TASK DATA

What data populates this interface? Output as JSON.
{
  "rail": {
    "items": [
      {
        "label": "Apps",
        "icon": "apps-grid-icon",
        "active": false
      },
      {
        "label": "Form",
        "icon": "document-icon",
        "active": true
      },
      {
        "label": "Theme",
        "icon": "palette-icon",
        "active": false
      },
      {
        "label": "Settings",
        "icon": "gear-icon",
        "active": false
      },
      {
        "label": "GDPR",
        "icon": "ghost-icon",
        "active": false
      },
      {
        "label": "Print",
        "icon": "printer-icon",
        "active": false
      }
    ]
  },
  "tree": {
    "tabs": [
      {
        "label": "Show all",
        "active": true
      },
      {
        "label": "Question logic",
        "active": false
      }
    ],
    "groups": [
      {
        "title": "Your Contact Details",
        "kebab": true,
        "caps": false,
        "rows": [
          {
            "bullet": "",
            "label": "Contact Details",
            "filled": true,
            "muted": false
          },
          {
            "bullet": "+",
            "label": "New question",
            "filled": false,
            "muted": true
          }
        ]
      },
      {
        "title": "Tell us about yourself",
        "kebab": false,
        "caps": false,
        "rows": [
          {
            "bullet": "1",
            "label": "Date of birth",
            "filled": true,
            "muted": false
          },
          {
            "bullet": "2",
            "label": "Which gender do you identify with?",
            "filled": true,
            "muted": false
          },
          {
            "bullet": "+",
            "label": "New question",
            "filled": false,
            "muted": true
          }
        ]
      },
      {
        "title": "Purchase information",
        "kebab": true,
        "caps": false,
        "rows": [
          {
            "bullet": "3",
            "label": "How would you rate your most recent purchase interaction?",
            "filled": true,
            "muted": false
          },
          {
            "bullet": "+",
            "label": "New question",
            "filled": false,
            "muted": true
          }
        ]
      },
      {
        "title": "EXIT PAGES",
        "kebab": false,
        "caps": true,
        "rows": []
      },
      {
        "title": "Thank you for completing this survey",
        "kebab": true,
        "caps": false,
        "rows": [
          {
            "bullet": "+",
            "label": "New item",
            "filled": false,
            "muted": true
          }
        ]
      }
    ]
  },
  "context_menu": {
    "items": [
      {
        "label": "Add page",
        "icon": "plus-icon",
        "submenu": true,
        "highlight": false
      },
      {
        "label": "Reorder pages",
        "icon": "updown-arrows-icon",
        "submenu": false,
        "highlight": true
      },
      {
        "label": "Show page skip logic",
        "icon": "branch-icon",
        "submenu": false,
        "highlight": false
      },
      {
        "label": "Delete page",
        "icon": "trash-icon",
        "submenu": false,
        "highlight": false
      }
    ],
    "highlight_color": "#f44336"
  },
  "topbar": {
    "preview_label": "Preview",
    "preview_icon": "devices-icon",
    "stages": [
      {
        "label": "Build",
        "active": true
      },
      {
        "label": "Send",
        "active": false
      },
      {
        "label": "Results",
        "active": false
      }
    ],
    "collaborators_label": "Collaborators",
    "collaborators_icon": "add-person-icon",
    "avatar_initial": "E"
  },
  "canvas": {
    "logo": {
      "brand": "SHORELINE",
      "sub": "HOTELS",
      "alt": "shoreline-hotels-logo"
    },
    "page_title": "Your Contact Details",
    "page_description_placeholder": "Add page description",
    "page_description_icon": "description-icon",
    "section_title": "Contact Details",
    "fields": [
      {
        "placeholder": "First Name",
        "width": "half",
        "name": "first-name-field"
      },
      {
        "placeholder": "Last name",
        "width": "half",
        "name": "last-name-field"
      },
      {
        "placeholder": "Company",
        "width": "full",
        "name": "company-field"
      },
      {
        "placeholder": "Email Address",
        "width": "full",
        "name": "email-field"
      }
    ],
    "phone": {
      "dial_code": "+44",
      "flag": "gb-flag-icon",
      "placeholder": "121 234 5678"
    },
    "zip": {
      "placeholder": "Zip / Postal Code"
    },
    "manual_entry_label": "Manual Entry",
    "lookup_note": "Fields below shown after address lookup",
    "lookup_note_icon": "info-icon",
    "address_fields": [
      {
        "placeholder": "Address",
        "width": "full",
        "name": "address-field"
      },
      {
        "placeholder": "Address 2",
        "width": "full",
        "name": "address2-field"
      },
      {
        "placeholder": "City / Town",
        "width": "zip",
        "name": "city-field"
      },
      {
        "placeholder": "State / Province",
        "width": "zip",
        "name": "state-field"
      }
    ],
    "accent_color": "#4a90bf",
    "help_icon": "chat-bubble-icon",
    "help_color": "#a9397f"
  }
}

TASK PROMPT
Copy each line of the listing that holds the word "description".

TASK SOLUTION
    "page_description_placeholder": "Add page description",
    "page_description_icon": "description-icon",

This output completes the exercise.